Without including any pictures, write out the listing below exactly.

========================================================================

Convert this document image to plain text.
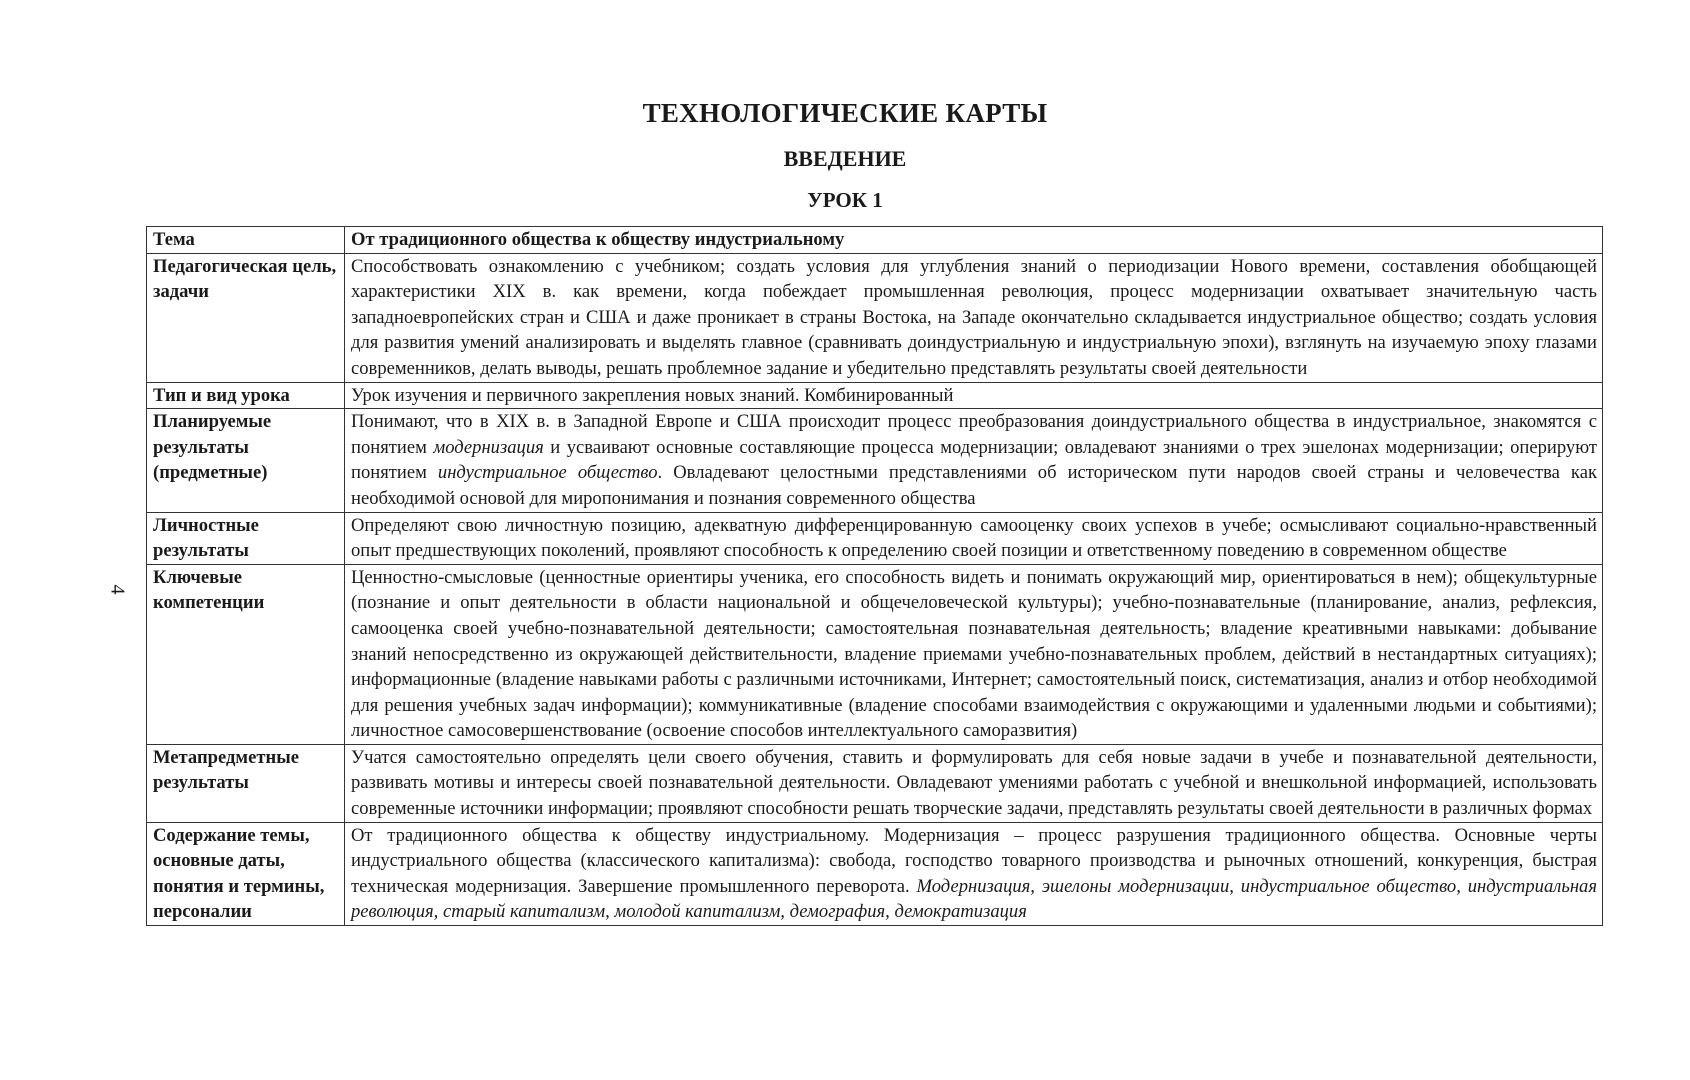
ТЕХНОЛОГИЧЕСКИЕ КАРТЫ
ВВЕДЕНИЕ
УРОК 1
4
Тема	От традиционного общества к обществу индустриальному
Педагогическая цель, задачи	Способствовать ознакомлению с учебником; создать условия для углубления знаний о периодизации Нового времени, составления обобщающей характеристики XIX в. как времени, когда побеждает промышленная революция, процесс модернизации охватывает значительную часть западноевропейских стран и США и даже проникает в страны Востока, на Западе окончательно складывается индустриальное общество; создать условия для развития умений анализировать и выделять главное (сравнивать доиндустриальную и индустриальную эпохи), взглянуть на изучаемую эпоху глазами современников, делать выводы, решать проблемное задание и убедительно представлять результаты своей деятельности
Тип и вид урока	Урок изучения и первичного закрепления новых знаний. Комбинированный
Планируемые результаты (предметные)	Понимают, что в XIX в. в Западной Европе и США происходит процесс преобразования доиндустриального общества в индустриальное, знакомятся с понятием модернизация и усваивают основные составляющие процесса модернизации; овладевают знаниями о трех эшелонах модернизации; оперируют понятием индустриальное общество. Овладевают целостными представлениями об историческом пути народов своей страны и человечества как необходимой основой для миропонимания и познания современного общества
Личностные результаты	Определяют свою личностную позицию, адекватную дифференцированную самооценку своих успехов в учебе; осмысливают социально-нравственный опыт предшествующих поколений, проявляют способность к определению своей позиции и ответственному поведению в современном обществе
Ключевые компетенции	Ценностно-смысловые (ценностные ориентиры ученика, его способность видеть и понимать окружающий мир, ориентироваться в нем); общекультурные (познание и опыт деятельности в области национальной и общечеловеческой культуры); учебно-познавательные (планирование, анализ, рефлексия, самооценка своей учебно-познавательной деятельности; самостоятельная познавательная деятельность; владение креативными навыками: добывание знаний непосредственно из окружающей действительности, владение приемами учебно-познавательных проблем, действий в нестандартных ситуациях); информационные (владение навыками работы с различными источниками, Интернет; самостоятельный поиск, систематизация, анализ и отбор необходимой для решения учебных задач информации); коммуникативные (владение способами взаимодействия с окружающими и удаленными людьми и событиями); личностное самосовершенствование (освоение способов интеллектуального саморазвития)
Метапредметные результаты	Учатся самостоятельно определять цели своего обучения, ставить и формулировать для себя новые задачи в учебе и познавательной деятельности, развивать мотивы и интересы своей познавательной деятельности. Овладевают умениями работать с учебной и внешкольной информацией, использовать современные источники информации; проявляют способности решать творческие задачи, представлять результаты своей деятельности в различных формах
Содержание темы, основные даты, понятия и термины, персоналии	От традиционного общества к обществу индустриальному. Модернизация – процесс разрушения традиционного общества. Основные черты индустриального общества (классического капитализма): свобода, господство товарного производства и рыночных отношений, конкуренция, быстрая техническая модернизация. Завершение промышленного переворота. Модернизация, эшелоны модернизации, индустриальное общество, индустриальная революция, старый капитализм, молодой капитализм, демография, демократизация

========================================================================

» Exercise output
Convert this document image to plain text.
ТЕХНОЛОГИЧЕСКИЕ КАРТЫ
ВВЕДЕНИЕ
УРОК 1
4
Тема	От традиционного общества к обществу индустриальному
Педагогическая цель, задачи	Способствовать ознакомлению с учебником; создать условия для углубления знаний о периодизации Нового времени, составления обобщающей характеристики XIX в. как времени, когда побеждает промышленная революция, процесс модернизации охватывает значительную часть западноевропейских стран и США и даже проникает в страны Востока, на Западе окончательно складывается индустриальное общество; создать условия для развития умений анализировать и выделять главное (сравнивать доиндустриальную и индустриальную эпохи), взглянуть на изучаемую эпоху глазами современников, делать выводы, решать проблемное задание и убедительно представлять результаты своей деятельности
Тип и вид урока	Урок изучения и первичного закрепления новых знаний. Комбинированный
Планируемые результаты (предметные)	Понимают, что в XIX в. в Западной Европе и США происходит процесс преобразования доиндустриального общества в индустриальное, знакомятся с понятием модернизация и усваивают основные составляющие процесса модернизации; овладевают знаниями о трех эшелонах модернизации; оперируют понятием индустриальное общество. Овладевают целостными представлениями об историческом пути народов своей страны и человечества как необходимой основой для миропонимания и познания современного общества
Личностные результаты	Определяют свою личностную позицию, адекватную дифференцированную самооценку своих успехов в учебе; осмысливают социально-нравственный опыт предшествующих поколений, проявляют способность к определению своей позиции и ответственному поведению в современном обществе
Ключевые компетенции	Ценностно-смысловые (ценностные ориентиры ученика, его способность видеть и понимать окружающий мир, ориентироваться в нем); общекультурные (познание и опыт деятельности в области национальной и общечеловеческой культуры); учебно-познавательные (планирование, анализ, рефлексия, самооценка своей учебно-познавательной деятельности; самостоятельная познавательная деятельность; владение креативными навыками: добывание знаний непосредственно из окружающей действительности, владение приемами учебно-познавательных проблем, действий в нестандартных ситуациях); информационные (владение навыками работы с различными источниками, Интернет; самостоятельный поиск, систематизация, анализ и отбор необходимой для решения учебных задач информации); коммуникативные (владение способами взаимодействия с окружающими и удаленными людьми и событиями); личностное самосовершенствование (освоение способов интеллектуального саморазвития)
Метапредметные результаты	Учатся самостоятельно определять цели своего обучения, ставить и формулировать для себя новые задачи в учебе и познавательной деятельности, развивать мотивы и интересы своей познавательной деятельности. Овладевают умениями работать с учебной и внешкольной информацией, использовать современные источники информации; проявляют способности решать творческие задачи, представлять результаты своей деятельности в различных формах
Содержание темы, основные даты, понятия и термины, персоналии	От традиционного общества к обществу индустриальному. Модернизация – процесс разрушения традиционного общества. Основные черты индустриального общества (классического капитализма): свобода, господство товарного производства и рыночных отношений, конкуренция, быстрая техническая модернизация. Завершение промышленного переворота. Модернизация, эшелоны модернизации, индустриальное общество, индустриальная революция, старый капитализм, молодой капитализм, демография, демократизация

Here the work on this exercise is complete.